Only lines with the string "quan" matter here; gather them from the material below.

* * * * * * *

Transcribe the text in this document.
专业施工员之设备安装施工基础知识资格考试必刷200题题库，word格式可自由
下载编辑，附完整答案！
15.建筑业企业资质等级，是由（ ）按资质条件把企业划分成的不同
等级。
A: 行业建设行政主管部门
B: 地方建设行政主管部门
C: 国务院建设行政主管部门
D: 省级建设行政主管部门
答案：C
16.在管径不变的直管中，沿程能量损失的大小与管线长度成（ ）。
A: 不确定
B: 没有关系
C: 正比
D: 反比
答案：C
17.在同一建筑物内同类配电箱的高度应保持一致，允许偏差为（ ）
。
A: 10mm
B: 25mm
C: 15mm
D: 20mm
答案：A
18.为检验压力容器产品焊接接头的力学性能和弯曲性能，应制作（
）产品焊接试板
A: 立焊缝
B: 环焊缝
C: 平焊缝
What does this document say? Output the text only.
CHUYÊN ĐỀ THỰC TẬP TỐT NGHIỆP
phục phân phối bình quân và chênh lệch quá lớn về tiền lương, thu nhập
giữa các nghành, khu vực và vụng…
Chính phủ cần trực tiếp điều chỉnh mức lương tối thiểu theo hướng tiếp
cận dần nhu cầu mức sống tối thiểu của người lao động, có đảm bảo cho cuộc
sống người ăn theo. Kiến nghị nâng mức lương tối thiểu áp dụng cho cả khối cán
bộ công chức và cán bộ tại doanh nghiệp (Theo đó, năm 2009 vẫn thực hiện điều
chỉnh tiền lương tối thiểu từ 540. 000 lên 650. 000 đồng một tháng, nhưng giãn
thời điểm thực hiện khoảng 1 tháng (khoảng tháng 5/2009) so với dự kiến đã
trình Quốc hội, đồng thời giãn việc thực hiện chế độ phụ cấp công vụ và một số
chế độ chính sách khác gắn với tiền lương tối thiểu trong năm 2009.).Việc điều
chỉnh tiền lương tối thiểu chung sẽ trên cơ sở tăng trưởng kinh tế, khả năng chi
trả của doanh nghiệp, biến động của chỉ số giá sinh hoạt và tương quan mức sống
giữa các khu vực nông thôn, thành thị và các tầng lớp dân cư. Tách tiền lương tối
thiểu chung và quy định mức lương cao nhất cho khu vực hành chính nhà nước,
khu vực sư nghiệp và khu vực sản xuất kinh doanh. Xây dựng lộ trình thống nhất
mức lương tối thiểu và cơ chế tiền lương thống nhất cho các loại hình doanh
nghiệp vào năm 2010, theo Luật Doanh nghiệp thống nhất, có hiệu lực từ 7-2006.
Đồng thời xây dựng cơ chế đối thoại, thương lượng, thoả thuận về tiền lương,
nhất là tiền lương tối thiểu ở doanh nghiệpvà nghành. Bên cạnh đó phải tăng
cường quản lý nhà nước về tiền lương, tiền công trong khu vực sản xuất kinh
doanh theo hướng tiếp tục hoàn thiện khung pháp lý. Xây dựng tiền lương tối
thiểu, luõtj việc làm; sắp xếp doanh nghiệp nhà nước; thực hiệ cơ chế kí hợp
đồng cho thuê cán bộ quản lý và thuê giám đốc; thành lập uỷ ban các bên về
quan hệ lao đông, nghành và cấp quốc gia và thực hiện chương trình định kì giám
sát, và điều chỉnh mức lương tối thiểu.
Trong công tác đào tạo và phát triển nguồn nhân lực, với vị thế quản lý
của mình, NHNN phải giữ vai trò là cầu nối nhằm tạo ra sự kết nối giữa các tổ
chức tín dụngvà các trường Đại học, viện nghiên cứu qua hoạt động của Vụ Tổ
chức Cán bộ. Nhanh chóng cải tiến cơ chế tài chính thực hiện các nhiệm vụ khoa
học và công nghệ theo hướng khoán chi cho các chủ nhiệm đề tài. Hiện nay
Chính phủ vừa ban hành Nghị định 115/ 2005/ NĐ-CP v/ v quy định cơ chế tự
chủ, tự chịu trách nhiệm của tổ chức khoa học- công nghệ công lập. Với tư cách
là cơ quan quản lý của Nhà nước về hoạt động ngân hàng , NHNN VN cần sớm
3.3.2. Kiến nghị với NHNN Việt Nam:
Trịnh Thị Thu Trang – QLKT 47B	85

* * * * * * *

FINISHED TASK:
trả của doanh nghiệp, biến động của chỉ số giá sinh hoạt và tương quan mức sống
quan hệ lao đông, nghành và cấp quốc gia và thực hiện chương trình định kì giám
là cơ quan quản lý của Nhà nước về hoạt động ngân hàng , NHNN VN cần sớm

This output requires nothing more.